Requirements – Your answer should be one number: how many lines of the data include the string "Demonstration"?

Dataset records:
————————

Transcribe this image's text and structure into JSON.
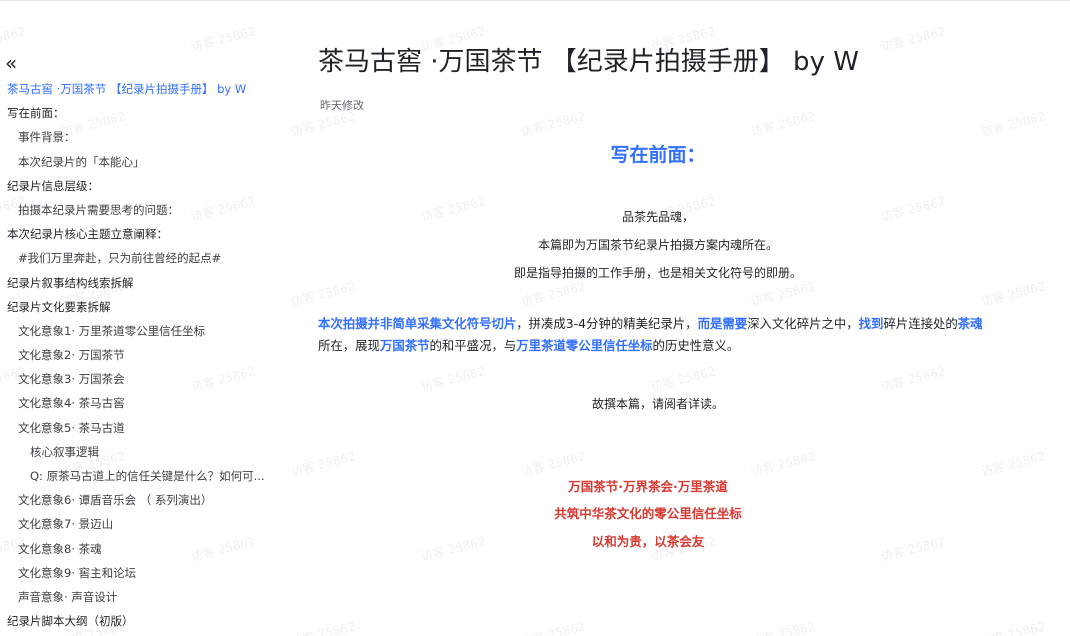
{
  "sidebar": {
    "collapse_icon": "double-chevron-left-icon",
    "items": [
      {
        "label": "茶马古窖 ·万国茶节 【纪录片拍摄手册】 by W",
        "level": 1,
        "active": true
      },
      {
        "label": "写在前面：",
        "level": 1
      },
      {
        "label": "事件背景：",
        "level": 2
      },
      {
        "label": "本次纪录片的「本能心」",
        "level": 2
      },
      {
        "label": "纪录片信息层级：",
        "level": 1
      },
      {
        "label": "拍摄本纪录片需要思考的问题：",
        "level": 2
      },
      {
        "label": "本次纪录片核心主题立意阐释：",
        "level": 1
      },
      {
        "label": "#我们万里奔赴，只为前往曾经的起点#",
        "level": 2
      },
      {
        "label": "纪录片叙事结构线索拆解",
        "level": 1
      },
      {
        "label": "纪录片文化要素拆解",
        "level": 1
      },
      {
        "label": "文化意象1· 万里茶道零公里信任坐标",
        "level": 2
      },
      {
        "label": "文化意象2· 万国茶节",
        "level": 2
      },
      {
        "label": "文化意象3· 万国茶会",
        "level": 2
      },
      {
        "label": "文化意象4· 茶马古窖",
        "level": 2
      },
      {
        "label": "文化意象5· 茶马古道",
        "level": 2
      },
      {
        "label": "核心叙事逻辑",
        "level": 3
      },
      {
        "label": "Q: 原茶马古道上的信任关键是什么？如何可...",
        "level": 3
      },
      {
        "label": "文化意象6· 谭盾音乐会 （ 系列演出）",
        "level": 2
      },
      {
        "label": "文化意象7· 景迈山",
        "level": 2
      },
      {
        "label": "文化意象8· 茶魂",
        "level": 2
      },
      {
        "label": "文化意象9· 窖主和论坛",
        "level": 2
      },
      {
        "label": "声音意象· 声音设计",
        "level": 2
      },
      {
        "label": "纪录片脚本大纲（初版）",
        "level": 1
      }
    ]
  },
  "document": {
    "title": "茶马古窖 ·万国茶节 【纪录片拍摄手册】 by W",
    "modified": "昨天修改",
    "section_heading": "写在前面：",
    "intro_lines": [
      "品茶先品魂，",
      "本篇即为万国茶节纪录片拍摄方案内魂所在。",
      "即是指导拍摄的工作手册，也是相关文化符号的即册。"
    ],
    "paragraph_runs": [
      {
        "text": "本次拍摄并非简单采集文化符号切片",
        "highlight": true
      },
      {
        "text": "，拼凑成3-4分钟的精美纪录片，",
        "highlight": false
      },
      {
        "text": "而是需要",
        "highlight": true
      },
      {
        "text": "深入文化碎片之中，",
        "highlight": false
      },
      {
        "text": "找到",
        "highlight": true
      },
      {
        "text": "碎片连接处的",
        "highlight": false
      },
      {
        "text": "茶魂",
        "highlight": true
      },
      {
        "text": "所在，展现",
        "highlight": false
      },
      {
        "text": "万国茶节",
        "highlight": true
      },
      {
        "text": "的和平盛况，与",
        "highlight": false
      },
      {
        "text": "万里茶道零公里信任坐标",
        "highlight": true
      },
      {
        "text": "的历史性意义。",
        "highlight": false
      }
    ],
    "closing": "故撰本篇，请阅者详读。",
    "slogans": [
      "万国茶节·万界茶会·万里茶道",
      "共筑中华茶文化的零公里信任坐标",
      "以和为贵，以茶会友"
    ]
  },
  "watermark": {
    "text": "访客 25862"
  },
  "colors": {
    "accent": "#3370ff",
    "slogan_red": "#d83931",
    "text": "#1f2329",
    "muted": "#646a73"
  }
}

————————

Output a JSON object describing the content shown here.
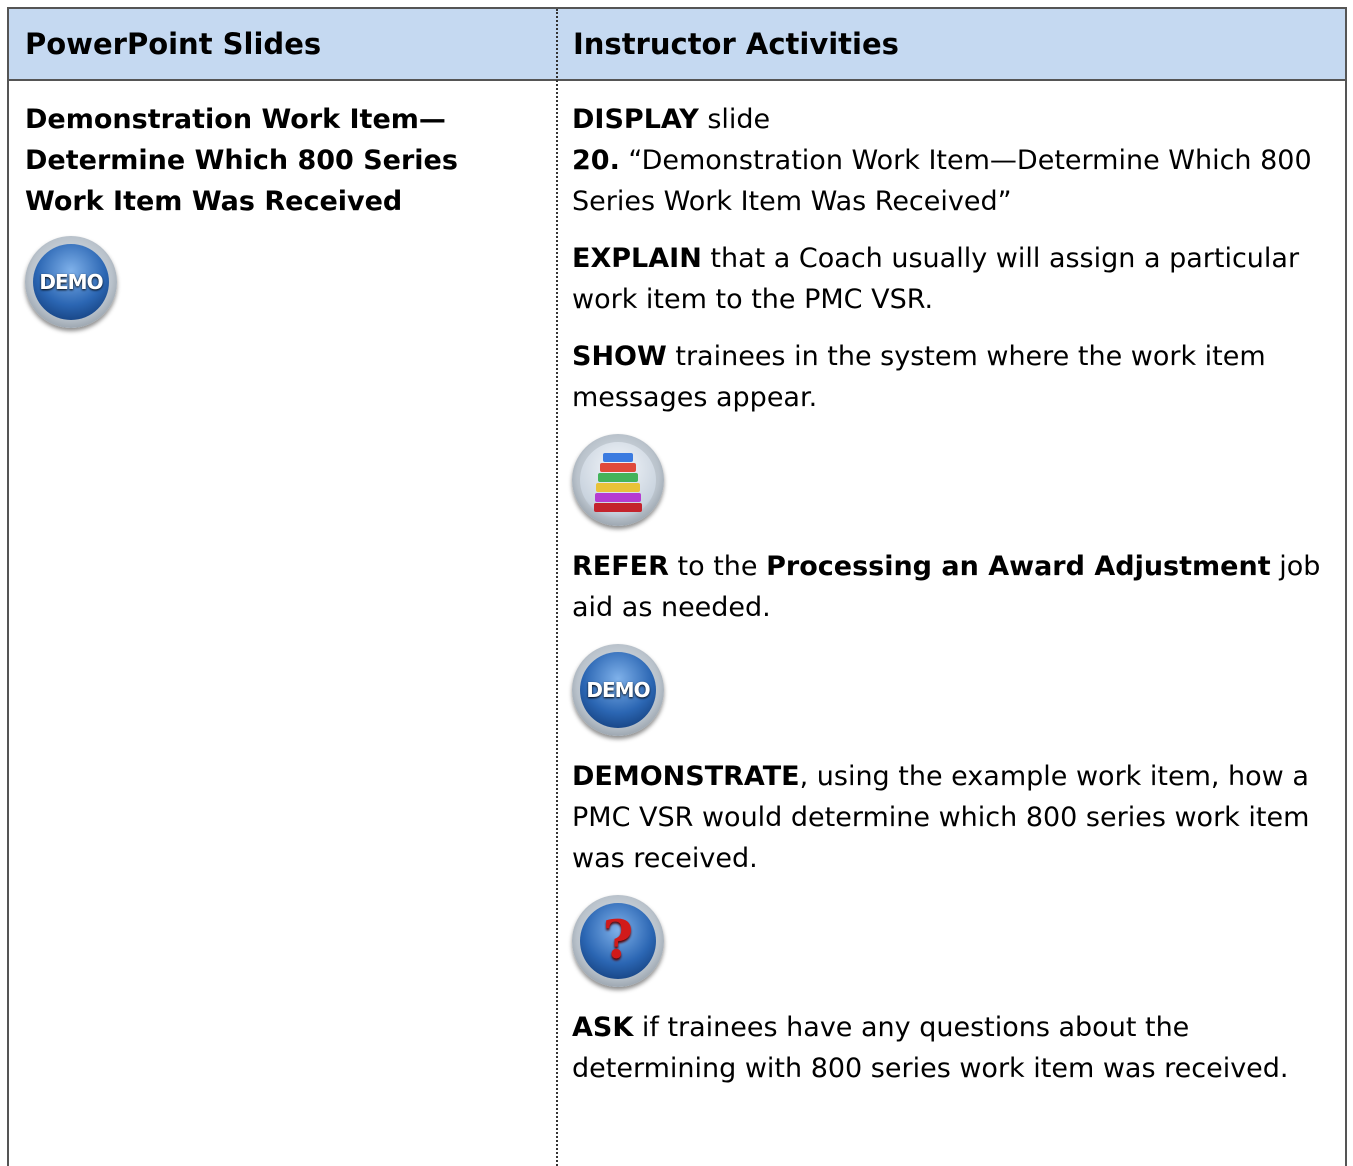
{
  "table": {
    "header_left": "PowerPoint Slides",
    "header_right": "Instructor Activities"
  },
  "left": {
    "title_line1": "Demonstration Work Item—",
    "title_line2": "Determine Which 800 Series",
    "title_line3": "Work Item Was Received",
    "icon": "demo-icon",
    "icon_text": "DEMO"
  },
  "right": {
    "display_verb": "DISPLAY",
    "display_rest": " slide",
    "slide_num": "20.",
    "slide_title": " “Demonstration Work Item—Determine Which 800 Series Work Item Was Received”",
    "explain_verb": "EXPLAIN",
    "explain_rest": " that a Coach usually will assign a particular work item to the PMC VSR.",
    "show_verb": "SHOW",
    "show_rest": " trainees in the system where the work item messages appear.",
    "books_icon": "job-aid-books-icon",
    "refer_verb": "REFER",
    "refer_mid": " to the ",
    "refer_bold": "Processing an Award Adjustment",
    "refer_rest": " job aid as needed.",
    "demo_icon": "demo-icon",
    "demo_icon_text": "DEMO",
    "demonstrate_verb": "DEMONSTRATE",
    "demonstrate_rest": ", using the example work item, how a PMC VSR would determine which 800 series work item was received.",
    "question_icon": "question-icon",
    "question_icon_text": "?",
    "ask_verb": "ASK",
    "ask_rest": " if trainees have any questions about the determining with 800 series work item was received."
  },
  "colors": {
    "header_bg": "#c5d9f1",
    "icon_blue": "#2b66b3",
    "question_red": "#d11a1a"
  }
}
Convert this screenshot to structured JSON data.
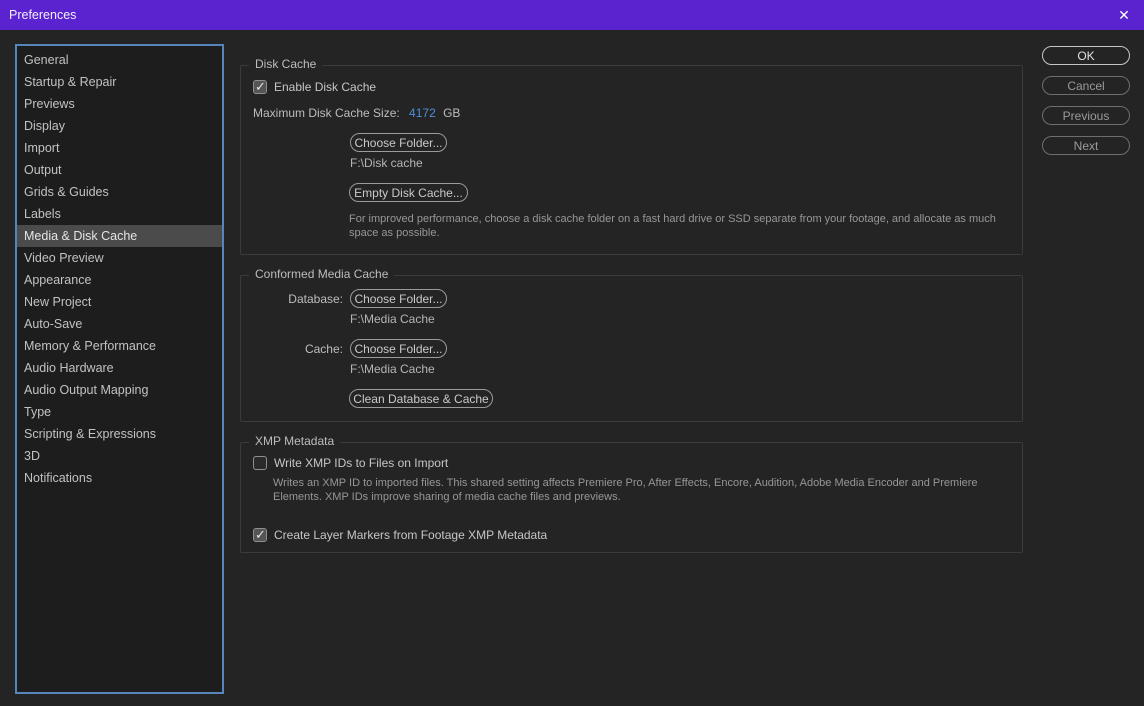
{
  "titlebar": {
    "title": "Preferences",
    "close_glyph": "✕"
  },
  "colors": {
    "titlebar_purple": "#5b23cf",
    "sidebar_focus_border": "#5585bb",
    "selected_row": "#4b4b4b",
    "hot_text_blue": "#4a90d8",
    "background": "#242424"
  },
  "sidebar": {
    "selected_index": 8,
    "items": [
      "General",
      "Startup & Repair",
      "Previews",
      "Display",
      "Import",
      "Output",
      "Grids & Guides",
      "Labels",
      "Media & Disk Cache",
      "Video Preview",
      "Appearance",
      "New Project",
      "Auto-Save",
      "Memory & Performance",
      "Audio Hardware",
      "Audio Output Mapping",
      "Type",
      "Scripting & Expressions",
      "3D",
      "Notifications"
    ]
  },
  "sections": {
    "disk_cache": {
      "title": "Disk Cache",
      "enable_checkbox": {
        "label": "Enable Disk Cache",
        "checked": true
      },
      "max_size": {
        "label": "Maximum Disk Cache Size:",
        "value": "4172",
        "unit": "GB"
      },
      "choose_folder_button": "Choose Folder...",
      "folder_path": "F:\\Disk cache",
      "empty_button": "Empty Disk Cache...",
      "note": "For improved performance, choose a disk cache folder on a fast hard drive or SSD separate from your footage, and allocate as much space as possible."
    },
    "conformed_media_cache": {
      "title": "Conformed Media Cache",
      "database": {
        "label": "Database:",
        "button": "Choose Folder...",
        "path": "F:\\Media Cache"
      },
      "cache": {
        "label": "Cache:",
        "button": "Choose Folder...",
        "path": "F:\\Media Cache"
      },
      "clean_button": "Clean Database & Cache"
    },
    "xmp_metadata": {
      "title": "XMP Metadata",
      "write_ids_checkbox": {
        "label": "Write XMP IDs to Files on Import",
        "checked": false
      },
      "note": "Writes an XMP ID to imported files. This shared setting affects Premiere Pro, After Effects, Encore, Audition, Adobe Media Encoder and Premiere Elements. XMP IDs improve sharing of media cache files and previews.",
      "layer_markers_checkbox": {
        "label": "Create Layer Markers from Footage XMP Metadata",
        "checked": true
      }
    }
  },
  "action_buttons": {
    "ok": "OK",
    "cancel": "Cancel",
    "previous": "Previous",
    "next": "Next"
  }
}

————————

Correct answer – 2